▶ **Short task**: Scan the lines below; pull out those with "account".

START Listing

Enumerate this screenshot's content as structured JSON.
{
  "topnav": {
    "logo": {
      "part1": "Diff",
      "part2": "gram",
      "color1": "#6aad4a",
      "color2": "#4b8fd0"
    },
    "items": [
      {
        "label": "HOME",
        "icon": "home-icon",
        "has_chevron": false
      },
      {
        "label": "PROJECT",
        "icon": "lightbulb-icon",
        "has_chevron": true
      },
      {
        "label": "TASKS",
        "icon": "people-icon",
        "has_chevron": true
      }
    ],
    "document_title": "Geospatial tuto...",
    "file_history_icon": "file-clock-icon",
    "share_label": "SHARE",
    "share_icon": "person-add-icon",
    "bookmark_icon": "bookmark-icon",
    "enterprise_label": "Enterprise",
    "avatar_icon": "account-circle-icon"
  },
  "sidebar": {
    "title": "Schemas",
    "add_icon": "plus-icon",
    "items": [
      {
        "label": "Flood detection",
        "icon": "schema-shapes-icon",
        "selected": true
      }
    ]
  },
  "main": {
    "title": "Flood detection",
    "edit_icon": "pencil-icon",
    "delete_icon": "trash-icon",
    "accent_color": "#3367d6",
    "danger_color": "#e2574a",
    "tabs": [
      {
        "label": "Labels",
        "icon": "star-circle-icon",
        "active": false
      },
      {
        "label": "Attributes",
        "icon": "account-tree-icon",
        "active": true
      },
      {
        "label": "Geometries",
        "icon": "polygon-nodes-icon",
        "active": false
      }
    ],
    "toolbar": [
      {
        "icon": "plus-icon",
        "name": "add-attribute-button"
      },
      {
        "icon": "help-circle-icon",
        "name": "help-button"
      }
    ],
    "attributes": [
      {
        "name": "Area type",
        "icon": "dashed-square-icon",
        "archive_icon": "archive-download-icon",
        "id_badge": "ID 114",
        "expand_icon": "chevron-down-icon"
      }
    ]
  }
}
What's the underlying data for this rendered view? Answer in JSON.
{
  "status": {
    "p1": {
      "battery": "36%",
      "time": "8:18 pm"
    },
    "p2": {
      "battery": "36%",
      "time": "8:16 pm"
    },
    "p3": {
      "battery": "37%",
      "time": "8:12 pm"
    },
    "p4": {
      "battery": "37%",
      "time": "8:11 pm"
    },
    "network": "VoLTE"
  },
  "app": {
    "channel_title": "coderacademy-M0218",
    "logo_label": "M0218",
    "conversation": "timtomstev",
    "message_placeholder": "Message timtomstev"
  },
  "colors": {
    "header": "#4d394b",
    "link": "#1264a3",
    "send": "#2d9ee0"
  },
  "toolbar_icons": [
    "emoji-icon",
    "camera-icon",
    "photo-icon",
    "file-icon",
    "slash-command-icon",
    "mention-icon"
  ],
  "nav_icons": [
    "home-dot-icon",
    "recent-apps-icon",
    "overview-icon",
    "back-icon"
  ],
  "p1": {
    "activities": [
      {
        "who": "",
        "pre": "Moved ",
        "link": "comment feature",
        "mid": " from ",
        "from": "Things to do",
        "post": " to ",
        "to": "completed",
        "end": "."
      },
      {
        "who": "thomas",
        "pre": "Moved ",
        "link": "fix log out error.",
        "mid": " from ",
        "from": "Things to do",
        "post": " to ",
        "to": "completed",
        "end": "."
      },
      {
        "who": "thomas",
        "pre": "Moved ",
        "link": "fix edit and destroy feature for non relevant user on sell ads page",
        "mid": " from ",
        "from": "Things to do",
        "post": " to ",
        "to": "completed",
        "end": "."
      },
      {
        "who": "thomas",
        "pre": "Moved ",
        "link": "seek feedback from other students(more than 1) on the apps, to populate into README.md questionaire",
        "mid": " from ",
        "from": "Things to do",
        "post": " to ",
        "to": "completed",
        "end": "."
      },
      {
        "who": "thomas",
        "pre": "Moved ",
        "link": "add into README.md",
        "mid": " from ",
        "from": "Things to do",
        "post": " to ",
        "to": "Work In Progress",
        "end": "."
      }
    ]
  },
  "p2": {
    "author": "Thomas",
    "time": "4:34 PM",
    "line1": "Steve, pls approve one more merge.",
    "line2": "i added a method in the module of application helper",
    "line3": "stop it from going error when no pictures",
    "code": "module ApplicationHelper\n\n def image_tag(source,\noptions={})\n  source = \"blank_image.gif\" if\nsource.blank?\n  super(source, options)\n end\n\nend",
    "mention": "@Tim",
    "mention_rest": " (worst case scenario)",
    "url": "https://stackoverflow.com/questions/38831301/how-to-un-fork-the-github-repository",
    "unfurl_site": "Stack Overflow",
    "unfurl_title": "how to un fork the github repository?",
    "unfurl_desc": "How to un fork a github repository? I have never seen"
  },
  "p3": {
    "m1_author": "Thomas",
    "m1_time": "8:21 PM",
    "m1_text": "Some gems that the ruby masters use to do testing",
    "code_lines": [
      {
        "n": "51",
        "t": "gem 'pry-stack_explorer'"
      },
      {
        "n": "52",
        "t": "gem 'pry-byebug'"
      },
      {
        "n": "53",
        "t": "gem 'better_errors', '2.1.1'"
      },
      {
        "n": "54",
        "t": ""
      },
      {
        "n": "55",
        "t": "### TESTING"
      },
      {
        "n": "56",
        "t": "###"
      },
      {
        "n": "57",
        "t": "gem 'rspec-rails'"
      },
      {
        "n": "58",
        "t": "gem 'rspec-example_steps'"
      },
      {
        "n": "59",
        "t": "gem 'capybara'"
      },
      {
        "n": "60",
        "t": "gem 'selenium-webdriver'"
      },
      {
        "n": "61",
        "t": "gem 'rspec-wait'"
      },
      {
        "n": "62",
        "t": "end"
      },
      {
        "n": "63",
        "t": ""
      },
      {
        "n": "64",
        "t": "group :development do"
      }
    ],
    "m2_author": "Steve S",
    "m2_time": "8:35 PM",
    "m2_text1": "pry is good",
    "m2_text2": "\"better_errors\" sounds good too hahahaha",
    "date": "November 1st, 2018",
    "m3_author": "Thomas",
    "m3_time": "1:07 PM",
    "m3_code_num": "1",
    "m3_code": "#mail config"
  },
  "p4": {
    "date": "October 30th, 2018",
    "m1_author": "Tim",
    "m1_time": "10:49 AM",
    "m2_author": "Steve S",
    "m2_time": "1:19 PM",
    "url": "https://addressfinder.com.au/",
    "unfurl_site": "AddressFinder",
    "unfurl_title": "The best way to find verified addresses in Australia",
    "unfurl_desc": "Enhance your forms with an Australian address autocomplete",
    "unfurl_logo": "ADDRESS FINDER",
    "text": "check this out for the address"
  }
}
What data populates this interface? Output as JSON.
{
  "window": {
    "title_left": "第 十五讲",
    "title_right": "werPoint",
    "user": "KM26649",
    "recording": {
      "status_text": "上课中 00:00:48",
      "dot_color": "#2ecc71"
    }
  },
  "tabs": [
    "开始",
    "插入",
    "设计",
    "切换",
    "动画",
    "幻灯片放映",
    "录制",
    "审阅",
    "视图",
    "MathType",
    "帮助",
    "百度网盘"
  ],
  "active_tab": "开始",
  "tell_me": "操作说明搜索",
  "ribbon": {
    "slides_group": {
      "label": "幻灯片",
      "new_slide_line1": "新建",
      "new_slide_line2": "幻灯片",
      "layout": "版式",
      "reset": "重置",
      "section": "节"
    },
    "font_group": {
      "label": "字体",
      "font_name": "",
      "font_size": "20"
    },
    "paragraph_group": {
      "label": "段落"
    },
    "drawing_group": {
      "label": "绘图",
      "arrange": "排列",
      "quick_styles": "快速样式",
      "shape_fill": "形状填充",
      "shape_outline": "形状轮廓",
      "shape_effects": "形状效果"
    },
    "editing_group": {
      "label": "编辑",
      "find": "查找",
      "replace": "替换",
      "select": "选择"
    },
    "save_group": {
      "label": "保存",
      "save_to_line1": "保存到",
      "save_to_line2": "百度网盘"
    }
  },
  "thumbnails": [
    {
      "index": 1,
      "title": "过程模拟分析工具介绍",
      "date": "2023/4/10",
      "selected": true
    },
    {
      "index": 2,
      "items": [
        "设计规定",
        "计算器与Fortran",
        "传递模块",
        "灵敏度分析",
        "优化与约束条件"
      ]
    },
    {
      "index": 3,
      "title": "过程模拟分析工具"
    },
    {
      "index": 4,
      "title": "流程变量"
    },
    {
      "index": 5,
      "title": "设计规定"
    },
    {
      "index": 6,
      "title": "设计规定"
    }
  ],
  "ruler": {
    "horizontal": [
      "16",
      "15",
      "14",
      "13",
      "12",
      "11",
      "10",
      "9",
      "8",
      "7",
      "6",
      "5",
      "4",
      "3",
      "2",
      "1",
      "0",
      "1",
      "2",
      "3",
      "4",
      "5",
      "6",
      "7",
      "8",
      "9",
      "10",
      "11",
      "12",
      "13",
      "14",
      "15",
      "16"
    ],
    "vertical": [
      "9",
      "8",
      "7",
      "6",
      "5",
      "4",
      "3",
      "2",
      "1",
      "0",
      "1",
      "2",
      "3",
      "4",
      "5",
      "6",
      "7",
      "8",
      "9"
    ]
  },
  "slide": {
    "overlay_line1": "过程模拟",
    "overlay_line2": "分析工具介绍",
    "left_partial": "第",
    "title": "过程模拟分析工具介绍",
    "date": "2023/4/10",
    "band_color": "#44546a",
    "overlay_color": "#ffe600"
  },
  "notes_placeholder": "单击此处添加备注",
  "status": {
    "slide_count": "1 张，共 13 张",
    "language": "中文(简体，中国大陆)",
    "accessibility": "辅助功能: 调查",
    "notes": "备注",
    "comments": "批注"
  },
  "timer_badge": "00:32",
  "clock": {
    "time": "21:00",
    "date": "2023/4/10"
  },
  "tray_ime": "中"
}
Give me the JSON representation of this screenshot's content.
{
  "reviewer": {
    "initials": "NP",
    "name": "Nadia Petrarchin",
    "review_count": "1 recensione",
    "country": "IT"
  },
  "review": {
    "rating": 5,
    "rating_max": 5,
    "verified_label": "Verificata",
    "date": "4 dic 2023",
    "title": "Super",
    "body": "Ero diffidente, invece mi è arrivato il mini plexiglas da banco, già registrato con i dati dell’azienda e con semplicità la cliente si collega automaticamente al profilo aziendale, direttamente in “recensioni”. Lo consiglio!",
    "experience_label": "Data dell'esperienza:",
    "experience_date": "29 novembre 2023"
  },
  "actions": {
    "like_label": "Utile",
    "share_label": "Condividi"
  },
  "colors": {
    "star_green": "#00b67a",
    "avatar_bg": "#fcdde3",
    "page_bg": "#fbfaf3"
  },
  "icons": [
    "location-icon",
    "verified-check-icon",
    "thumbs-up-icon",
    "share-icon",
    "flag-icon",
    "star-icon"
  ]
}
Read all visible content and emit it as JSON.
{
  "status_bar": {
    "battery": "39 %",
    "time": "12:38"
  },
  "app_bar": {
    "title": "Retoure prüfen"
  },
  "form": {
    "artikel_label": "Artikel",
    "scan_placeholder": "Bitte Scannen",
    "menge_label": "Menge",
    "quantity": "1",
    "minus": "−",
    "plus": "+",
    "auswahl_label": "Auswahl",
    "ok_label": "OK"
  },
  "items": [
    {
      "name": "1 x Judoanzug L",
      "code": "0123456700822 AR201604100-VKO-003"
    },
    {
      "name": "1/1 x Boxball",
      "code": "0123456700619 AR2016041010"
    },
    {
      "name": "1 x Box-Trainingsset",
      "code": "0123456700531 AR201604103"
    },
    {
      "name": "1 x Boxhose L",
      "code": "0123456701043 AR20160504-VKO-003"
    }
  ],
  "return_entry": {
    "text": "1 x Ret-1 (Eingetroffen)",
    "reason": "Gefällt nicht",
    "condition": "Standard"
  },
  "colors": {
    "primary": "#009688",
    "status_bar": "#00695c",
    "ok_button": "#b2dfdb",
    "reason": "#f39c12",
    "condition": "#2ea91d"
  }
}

END Listing

▶ **Final result**:
    "avatar_icon": "account-circle-icon"
        "icon": "account-tree-icon",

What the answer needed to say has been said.